PROBLEM REQUIREMENTS: Consider the data that follows and state how many lines contain the string "page", using the number alone.

RECORDS FOR PROCESSING:
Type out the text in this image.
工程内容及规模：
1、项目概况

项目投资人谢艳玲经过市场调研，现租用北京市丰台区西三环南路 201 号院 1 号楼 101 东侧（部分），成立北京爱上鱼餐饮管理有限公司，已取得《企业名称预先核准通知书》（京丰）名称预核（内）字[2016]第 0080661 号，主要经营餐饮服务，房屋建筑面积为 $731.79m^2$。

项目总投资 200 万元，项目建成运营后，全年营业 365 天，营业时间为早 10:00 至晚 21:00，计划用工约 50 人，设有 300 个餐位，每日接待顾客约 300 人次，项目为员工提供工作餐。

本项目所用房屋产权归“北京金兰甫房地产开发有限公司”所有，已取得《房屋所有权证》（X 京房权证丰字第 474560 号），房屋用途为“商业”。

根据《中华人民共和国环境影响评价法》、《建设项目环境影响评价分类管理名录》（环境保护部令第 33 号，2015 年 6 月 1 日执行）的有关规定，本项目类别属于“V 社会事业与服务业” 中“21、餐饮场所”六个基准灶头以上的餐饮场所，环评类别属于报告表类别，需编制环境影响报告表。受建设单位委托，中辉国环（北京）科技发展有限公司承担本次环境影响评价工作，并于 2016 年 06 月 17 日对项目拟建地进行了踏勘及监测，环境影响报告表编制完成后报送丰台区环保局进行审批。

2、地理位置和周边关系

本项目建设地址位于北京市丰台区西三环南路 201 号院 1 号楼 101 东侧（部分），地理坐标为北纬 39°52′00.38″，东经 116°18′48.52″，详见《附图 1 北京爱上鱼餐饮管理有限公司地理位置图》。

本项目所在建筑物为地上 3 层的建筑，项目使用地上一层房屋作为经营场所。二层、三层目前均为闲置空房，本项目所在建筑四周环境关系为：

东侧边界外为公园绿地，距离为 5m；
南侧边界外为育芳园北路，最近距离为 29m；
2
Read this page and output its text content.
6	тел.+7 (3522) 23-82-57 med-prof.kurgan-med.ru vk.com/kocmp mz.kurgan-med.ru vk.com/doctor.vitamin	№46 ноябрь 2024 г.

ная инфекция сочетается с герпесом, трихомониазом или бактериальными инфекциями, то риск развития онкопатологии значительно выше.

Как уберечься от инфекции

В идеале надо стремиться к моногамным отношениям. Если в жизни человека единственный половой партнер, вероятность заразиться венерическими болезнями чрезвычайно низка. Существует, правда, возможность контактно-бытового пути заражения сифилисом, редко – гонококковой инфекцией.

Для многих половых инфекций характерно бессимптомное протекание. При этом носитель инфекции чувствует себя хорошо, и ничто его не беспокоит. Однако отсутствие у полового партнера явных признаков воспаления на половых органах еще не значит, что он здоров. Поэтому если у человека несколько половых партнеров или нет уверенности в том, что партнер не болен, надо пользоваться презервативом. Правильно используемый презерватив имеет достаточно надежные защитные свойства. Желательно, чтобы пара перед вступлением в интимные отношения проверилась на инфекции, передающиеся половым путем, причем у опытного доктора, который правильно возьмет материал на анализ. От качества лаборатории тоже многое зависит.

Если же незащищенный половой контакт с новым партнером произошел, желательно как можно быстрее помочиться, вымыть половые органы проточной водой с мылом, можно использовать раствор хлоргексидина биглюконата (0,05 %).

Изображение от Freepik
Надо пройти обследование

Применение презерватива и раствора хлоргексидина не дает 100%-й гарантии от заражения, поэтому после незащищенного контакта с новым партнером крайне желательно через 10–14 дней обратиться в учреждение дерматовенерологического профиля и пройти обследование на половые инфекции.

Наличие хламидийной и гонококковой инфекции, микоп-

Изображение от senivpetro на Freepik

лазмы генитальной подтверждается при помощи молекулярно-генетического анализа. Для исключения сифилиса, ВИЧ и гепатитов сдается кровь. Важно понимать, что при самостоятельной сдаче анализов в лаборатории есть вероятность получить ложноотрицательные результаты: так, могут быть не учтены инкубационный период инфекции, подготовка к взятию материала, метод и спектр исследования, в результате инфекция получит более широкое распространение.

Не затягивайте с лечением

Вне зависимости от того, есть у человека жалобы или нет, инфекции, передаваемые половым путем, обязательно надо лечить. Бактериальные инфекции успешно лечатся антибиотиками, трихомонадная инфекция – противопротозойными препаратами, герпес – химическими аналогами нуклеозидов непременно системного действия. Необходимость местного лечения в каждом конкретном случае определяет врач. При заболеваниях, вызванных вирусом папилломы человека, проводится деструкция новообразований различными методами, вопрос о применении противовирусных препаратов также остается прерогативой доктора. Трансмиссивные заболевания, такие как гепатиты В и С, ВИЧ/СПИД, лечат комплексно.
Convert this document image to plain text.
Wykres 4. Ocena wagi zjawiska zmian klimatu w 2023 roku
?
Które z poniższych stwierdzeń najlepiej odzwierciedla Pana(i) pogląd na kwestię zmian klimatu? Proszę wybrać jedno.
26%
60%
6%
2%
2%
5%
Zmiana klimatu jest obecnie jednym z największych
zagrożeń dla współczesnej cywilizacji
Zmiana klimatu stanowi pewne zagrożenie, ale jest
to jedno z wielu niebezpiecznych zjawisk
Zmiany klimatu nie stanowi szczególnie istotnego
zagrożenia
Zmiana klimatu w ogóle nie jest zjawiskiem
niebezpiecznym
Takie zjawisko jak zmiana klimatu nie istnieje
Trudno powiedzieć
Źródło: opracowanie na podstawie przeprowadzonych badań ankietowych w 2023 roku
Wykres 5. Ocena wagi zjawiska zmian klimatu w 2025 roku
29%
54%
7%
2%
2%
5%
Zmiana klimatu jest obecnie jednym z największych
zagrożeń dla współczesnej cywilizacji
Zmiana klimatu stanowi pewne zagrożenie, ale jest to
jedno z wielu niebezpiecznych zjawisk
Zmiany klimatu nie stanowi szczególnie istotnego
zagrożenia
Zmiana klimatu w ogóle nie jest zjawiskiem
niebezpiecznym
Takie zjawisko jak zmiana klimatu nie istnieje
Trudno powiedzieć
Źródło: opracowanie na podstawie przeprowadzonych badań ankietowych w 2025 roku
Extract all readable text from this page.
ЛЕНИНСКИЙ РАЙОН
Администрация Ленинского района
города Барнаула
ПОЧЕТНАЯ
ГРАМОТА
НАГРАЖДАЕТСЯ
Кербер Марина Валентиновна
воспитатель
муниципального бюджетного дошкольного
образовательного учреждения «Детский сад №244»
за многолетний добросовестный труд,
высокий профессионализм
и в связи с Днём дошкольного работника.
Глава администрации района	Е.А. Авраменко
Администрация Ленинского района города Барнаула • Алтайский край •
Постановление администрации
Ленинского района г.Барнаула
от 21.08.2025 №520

WRITTEN RESPONSE: 2